**PROBLEM REQUIREMENTS**.
Copy each line of the data below exactly, leaving out pictures.

**Collected data**.

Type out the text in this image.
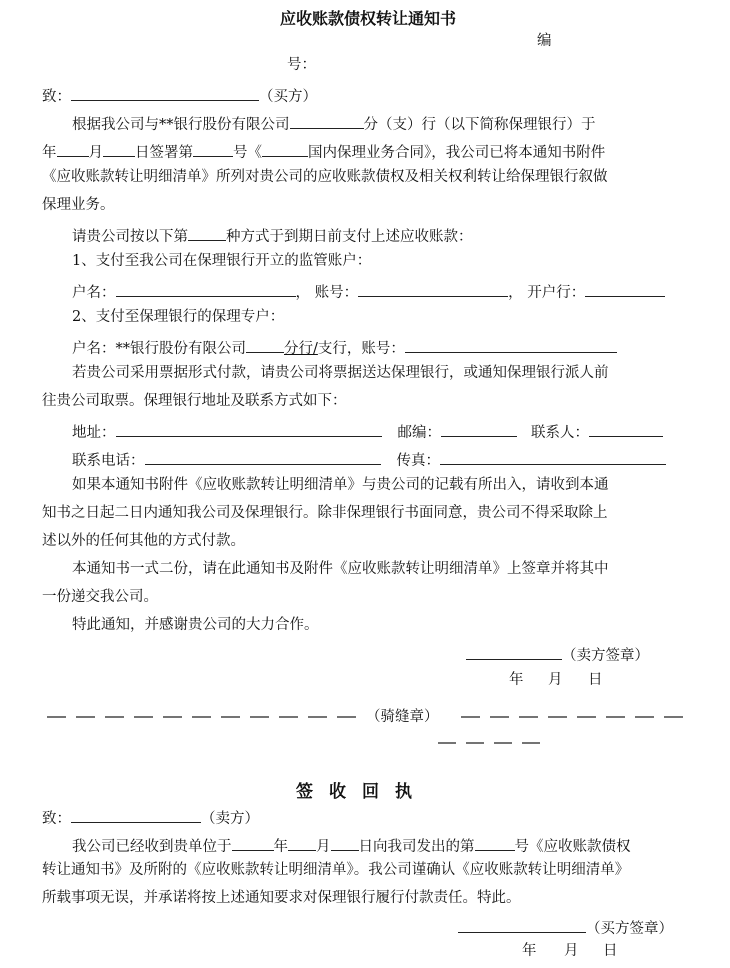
应收账款债权转让通知书
编
号：
致：	（买方）
根据我公司与**银行股份有限公司	分（支）行（以下简称保理银行）于
年 月 日签署第	号《	国内保理业务合同》，我公司已将本通知书附件
《应收账款转让明细清单》所列对贵公司的应收账款债权及相关权利转让给保理银行叙做
保理业务。
请贵公司按以下第	种方式于到期日前支付上述应收账款：
1、支付至我公司在保理银行开立的监管账户：
户名：	， 账号：	， 开户行：
2、支付至保理银行的保理专户：
户名：**银行股份有限公司	分行/支行，账号：
若贵公司采用票据形式付款，请贵公司将票据送达保理银行，或通知保理银行派人前
往贵公司取票。保理银行地址及联系方式如下：
地址：	邮编：	联系人：
联系电话：	传真：
如果本通知书附件《应收账款转让明细清单》与贵公司的记载有所出入，请收到本通
知书之日起二日内通知我公司及保理银行。除非保理银行书面同意，贵公司不得采取除上
述以外的任何其他的方式付款。
本通知书一式二份，请在此通知书及附件《应收账款转让明细清单》上签章并将其中
一份递交我公司。
特此通知，并感谢贵公司的大力合作。
（卖方签章）
年 月 日
（骑缝章）
签收回执
致：	（卖方）
我公司已经收到贵单位于	年 月 日向我司发出的第	号《应收账款债权
转让通知书》及所附的《应收账款转让明细清单》。我公司谨确认《应收账款转让明细清单》
所载事项无误，并承诺将按上述通知要求对保理银行履行付款责任。特此。
（买方签章）
年 月 日
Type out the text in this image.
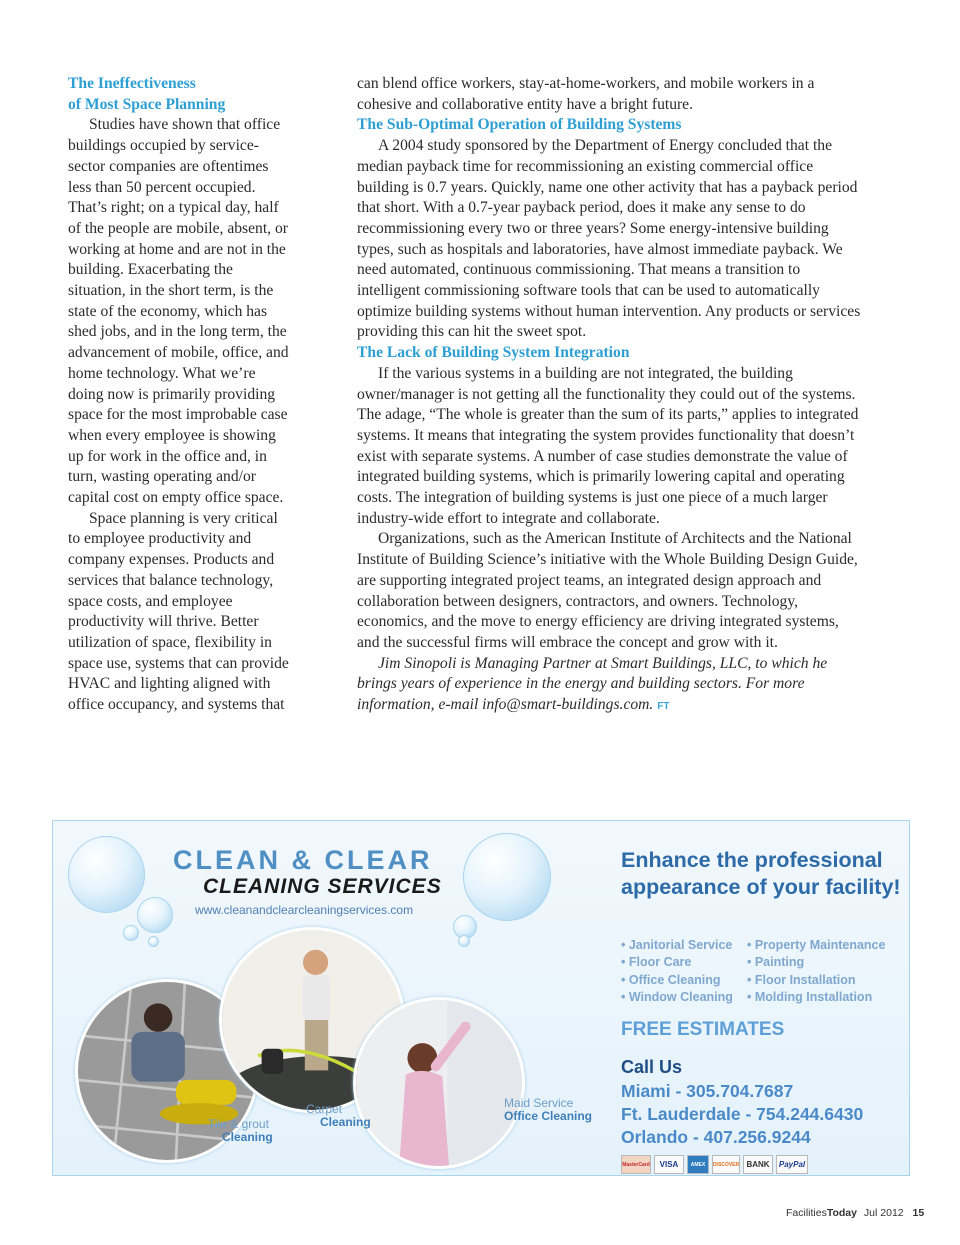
The Ineffectiveness
of Most Space Planning

Studies have shown that office buildings occupied by service-sector companies are oftentimes less than 50 percent occupied. That’s right; on a typical day, half of the people are mobile, absent, or working at home and are not in the building. Exacerbating the situation, in the short term, is the state of the economy, which has shed jobs, and in the long term, the advancement of mobile, office, and home technology. What we’re doing now is primarily providing space for the most improbable case when every employee is showing up for work in the office and, in turn, wasting operating and/or capital cost on empty office space.

Space planning is very critical to employee productivity and company expenses. Products and services that balance technology, space costs, and employee productivity will thrive. Better utilization of space, flexibility in space use, systems that can provide HVAC and lighting aligned with office occupancy, and systems that

can blend office workers, stay-at-home-workers, and mobile workers in a cohesive and collaborative entity have a bright future.

The Sub-Optimal Operation of Building Systems

A 2004 study sponsored by the Department of Energy concluded that the median payback time for recommissioning an existing commercial office building is 0.7 years. Quickly, name one other activity that has a payback period that short. With a 0.7-year payback period, does it make any sense to do recommissioning every two or three years? Some energy-intensive building types, such as hospitals and laboratories, have almost immediate payback. We need automated, continuous commissioning. That means a transition to intelligent commissioning software tools that can be used to automatically optimize building systems without human intervention. Any products or services providing this can hit the sweet spot.

The Lack of Building System Integration

If the various systems in a building are not integrated, the building owner/manager is not getting all the functionality they could out of the systems. The adage, “The whole is greater than the sum of its parts,” applies to integrated systems. It means that integrating the system provides functionality that doesn’t exist with separate systems. A number of case studies demonstrate the value of integrated building systems, which is primarily lowering capital and operating costs. The integration of building systems is just one piece of a much larger industry-wide effort to integrate and collaborate.

Organizations, such as the American Institute of Architects and the National Institute of Building Science’s initiative with the Whole Building Design Guide, are supporting integrated project teams, an integrated design approach and collaboration between designers, contractors, and owners. Technology, economics, and the move to energy efficiency are driving integrated systems, and the successful firms will embrace the concept and grow with it.

Jim Sinopoli is Managing Partner at Smart Buildings, LLC, to which he brings years of experience in the energy and building sectors. For more information, e-mail info@smart-buildings.com. FT

CLEAN & CLEAR
CLEANING SERVICES
www.cleanandclearcleaningservices.com
Tile & grout
Cleaning
Carpet
Cleaning
Maid Service
Office Cleaning

Enhance the professional
appearance of your facility!

• Janitorial Service
• Floor Care
• Office Cleaning
• Window Cleaning
• Property Maintenance
• Painting
• Floor Installation
• Molding Installation
FREE ESTIMATES
Call Us
Miami - 305.704.7687
Ft. Lauderdale - 754.244.6430
Orlando - 407.256.9244
MasterCard VISA AMEX DISCOVER BANK PayPal
FacilitiesToday Jul 2012 15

**CORRECT RESPONSE**.
Type out the text in this image.
应收账款债权转让通知书
编
号：
致：	（买方）
根据我公司与**银行股份有限公司	分（支）行（以下简称保理银行）于
年 月 日签署第	号《	国内保理业务合同》，我公司已将本通知书附件
《应收账款转让明细清单》所列对贵公司的应收账款债权及相关权利转让给保理银行叙做
保理业务。
请贵公司按以下第	种方式于到期日前支付上述应收账款：
1、支付至我公司在保理银行开立的监管账户：
户名：	， 账号：	， 开户行：
2、支付至保理银行的保理专户：
户名：**银行股份有限公司	分行/支行，账号：
若贵公司采用票据形式付款，请贵公司将票据送达保理银行，或通知保理银行派人前
往贵公司取票。保理银行地址及联系方式如下：
地址：	邮编：	联系人：
联系电话：	传真：
如果本通知书附件《应收账款转让明细清单》与贵公司的记载有所出入，请收到本通
知书之日起二日内通知我公司及保理银行。除非保理银行书面同意，贵公司不得采取除上
述以外的任何其他的方式付款。
本通知书一式二份，请在此通知书及附件《应收账款转让明细清单》上签章并将其中
一份递交我公司。
特此通知，并感谢贵公司的大力合作。
（卖方签章）
年 月 日
（骑缝章）
签收回执
致：	（卖方）
我公司已经收到贵单位于	年 月 日向我司发出的第	号《应收账款债权
转让通知书》及所附的《应收账款转让明细清单》。我公司谨确认《应收账款转让明细清单》
所载事项无误，并承诺将按上述通知要求对保理银行履行付款责任。特此。
（买方签章）
年 月 日
Type out the text in this image.
The Ineffectiveness
of Most Space Planning

Studies have shown that office buildings occupied by service-sector companies are oftentimes less than 50 percent occupied. That’s right; on a typical day, half of the people are mobile, absent, or working at home and are not in the building. Exacerbating the situation, in the short term, is the state of the economy, which has shed jobs, and in the long term, the advancement of mobile, office, and home technology. What we’re doing now is primarily providing space for the most improbable case when every employee is showing up for work in the office and, in turn, wasting operating and/or capital cost on empty office space.

Space planning is very critical to employee productivity and company expenses. Products and services that balance technology, space costs, and employee productivity will thrive. Better utilization of space, flexibility in space use, systems that can provide HVAC and lighting aligned with office occupancy, and systems that

can blend office workers, stay-at-home-workers, and mobile workers in a cohesive and collaborative entity have a bright future.

The Sub-Optimal Operation of Building Systems

A 2004 study sponsored by the Department of Energy concluded that the median payback time for recommissioning an existing commercial office building is 0.7 years. Quickly, name one other activity that has a payback period that short. With a 0.7-year payback period, does it make any sense to do recommissioning every two or three years? Some energy-intensive building types, such as hospitals and laboratories, have almost immediate payback. We need automated, continuous commissioning. That means a transition to intelligent commissioning software tools that can be used to automatically optimize building systems without human intervention. Any products or services providing this can hit the sweet spot.

The Lack of Building System Integration

If the various systems in a building are not integrated, the building owner/manager is not getting all the functionality they could out of the systems. The adage, “The whole is greater than the sum of its parts,” applies to integrated systems. It means that integrating the system provides functionality that doesn’t exist with separate systems. A number of case studies demonstrate the value of integrated building systems, which is primarily lowering capital and operating costs. The integration of building systems is just one piece of a much larger industry-wide effort to integrate and collaborate.

Organizations, such as the American Institute of Architects and the National Institute of Building Science’s initiative with the Whole Building Design Guide, are supporting integrated project teams, an integrated design approach and collaboration between designers, contractors, and owners. Technology, economics, and the move to energy efficiency are driving integrated systems, and the successful firms will embrace the concept and grow with it.

Jim Sinopoli is Managing Partner at Smart Buildings, LLC, to which he brings years of experience in the energy and building sectors. For more information, e-mail info@smart-buildings.com. FT

CLEAN & CLEAR
CLEANING SERVICES
www.cleanandclearcleaningservices.com
Tile & grout
Cleaning
Carpet
Cleaning
Maid Service
Office Cleaning

Enhance the professional
appearance of your facility!

• Janitorial Service
• Floor Care
• Office Cleaning
• Window Cleaning
• Property Maintenance
• Painting
• Floor Installation
• Molding Installation
FREE ESTIMATES
Call Us
Miami - 305.704.7687
Ft. Lauderdale - 754.244.6430
Orlando - 407.256.9244
MasterCard VISA AMEX DISCOVER BANK PayPal
FacilitiesToday Jul 2012 15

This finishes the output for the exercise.